REQUIREMENT = Of the lines in this material, how many contain "amministrazione"? Answer with a single number only.

THE RECORDS =
□ □ □
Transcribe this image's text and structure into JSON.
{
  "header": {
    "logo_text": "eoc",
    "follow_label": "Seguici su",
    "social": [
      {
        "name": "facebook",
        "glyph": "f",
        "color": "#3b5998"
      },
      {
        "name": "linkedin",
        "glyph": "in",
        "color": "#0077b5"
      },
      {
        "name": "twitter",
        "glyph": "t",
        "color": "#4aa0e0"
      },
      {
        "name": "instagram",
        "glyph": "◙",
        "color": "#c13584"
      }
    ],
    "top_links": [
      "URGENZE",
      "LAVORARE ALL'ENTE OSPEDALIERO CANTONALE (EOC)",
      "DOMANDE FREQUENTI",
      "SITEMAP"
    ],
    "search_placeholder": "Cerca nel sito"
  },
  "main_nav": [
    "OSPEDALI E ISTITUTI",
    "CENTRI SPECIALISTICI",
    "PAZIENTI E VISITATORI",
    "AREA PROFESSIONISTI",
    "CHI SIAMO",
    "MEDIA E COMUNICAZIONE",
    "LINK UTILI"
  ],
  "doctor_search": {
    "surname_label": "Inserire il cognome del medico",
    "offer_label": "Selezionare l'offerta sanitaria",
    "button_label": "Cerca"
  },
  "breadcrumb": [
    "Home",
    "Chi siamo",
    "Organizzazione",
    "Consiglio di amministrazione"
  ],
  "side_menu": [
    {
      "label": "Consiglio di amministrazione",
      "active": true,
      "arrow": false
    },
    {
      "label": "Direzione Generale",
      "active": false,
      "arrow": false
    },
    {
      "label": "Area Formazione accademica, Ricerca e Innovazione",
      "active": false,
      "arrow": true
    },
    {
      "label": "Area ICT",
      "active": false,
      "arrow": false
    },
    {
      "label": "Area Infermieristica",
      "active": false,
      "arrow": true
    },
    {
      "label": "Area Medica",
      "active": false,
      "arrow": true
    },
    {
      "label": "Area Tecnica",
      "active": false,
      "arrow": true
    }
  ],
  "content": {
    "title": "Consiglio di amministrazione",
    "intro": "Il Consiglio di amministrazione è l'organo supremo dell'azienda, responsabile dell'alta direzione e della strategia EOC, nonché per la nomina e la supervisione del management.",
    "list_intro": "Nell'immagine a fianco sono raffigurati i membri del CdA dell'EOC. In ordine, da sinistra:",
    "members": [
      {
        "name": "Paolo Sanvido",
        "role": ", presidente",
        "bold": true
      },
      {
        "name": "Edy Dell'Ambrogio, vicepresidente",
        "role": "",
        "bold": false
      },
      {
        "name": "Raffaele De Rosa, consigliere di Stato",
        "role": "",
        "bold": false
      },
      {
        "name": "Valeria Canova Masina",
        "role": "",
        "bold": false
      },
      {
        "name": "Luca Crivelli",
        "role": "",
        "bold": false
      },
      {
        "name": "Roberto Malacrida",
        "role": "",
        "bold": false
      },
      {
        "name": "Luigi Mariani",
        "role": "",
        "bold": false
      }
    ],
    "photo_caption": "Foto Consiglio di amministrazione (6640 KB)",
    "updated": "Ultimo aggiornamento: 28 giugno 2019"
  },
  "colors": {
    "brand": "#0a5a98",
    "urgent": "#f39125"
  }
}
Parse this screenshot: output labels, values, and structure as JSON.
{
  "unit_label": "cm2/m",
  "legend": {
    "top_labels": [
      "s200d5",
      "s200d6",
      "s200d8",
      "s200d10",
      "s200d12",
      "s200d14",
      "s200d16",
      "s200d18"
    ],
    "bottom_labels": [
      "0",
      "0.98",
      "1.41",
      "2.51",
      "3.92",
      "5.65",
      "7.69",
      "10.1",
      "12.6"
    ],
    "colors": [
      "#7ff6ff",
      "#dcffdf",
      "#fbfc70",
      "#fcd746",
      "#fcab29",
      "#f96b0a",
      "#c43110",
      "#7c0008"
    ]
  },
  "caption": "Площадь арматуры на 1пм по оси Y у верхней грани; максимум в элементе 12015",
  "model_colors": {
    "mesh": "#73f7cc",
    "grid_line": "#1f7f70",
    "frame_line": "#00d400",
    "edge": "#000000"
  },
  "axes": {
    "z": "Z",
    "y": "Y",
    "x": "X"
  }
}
□ □ □
SOLUTION TO THE EXERCISE = 5